DATA SHOWN ->

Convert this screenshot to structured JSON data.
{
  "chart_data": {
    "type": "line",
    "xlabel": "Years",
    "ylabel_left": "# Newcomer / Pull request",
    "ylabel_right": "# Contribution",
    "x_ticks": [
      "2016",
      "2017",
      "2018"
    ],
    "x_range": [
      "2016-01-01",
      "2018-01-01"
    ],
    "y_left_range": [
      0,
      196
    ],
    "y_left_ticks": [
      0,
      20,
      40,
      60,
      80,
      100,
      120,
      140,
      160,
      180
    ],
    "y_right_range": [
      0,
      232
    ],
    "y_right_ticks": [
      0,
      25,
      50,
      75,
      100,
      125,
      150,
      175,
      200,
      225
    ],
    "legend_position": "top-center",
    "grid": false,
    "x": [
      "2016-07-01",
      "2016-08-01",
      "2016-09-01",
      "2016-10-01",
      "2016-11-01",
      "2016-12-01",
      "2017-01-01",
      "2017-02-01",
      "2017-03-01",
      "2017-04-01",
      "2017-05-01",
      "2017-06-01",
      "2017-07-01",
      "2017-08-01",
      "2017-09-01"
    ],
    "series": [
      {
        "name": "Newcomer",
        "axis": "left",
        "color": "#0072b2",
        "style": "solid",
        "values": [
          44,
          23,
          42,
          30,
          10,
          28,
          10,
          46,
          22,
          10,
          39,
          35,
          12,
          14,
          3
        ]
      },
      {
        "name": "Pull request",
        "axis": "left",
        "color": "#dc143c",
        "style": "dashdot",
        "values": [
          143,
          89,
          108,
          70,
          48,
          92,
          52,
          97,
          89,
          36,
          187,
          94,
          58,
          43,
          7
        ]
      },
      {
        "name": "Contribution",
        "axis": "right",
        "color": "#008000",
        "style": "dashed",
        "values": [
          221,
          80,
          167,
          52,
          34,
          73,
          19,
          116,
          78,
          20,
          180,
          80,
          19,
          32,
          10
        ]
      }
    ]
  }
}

TASK BRIEF -> Extract the full set of entries word for word.

RESULT OF THE TASK ->
Convert this screenshot to structured JSON data.
{
  "chart_data": {
    "type": "line",
    "xlabel": "Years",
    "ylabel_left": "# Newcomer / Pull request",
    "ylabel_right": "# Contribution",
    "x_ticks": [
      "2016",
      "2017",
      "2018"
    ],
    "x_range": [
      "2016-01-01",
      "2018-01-01"
    ],
    "y_left_range": [
      0,
      196
    ],
    "y_left_ticks": [
      0,
      20,
      40,
      60,
      80,
      100,
      120,
      140,
      160,
      180
    ],
    "y_right_range": [
      0,
      232
    ],
    "y_right_ticks": [
      0,
      25,
      50,
      75,
      100,
      125,
      150,
      175,
      200,
      225
    ],
    "legend_position": "top-center",
    "grid": false,
    "x": [
      "2016-07-01",
      "2016-08-01",
      "2016-09-01",
      "2016-10-01",
      "2016-11-01",
      "2016-12-01",
      "2017-01-01",
      "2017-02-01",
      "2017-03-01",
      "2017-04-01",
      "2017-05-01",
      "2017-06-01",
      "2017-07-01",
      "2017-08-01",
      "2017-09-01"
    ],
    "series": [
      {
        "name": "Newcomer",
        "axis": "left",
        "color": "#0072b2",
        "style": "solid",
        "values": [
          44,
          23,
          42,
          30,
          10,
          28,
          10,
          46,
          22,
          10,
          39,
          35,
          12,
          14,
          3
        ]
      },
      {
        "name": "Pull request",
        "axis": "left",
        "color": "#dc143c",
        "style": "dashdot",
        "values": [
          143,
          89,
          108,
          70,
          48,
          92,
          52,
          97,
          89,
          36,
          187,
          94,
          58,
          43,
          7
        ]
      },
      {
        "name": "Contribution",
        "axis": "right",
        "color": "#008000",
        "style": "dashed",
        "values": [
          221,
          80,
          167,
          52,
          34,
          73,
          19,
          116,
          78,
          20,
          180,
          80,
          19,
          32,
          10
        ]
      }
    ]
  }
}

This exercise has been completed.